==== Recorded data
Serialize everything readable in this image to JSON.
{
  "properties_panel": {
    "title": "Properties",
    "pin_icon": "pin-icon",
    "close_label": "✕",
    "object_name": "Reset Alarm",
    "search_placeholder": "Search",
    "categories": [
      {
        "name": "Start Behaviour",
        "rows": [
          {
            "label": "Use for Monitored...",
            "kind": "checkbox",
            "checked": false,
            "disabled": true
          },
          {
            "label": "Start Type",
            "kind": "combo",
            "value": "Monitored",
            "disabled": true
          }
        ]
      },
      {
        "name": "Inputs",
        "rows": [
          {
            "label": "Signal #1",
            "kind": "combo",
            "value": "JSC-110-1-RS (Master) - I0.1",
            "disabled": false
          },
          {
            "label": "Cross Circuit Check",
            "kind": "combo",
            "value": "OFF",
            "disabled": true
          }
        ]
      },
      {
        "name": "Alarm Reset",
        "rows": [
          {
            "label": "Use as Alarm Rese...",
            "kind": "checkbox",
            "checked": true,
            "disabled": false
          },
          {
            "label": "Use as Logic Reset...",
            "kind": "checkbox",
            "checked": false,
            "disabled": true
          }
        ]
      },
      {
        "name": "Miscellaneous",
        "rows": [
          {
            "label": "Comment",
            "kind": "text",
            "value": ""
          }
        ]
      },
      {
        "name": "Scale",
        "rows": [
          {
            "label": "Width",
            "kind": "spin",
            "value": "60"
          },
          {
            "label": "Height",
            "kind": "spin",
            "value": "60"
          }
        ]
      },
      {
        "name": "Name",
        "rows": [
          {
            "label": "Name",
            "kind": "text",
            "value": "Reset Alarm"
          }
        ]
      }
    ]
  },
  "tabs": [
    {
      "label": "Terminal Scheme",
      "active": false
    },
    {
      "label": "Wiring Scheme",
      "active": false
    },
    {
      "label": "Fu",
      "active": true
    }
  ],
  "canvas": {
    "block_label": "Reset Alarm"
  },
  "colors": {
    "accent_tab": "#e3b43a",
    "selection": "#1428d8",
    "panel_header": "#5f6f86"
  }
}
========
• Exercise aim:
Lines containing "Monitored" are to be counted. State the total and add nothing.

• The output:
2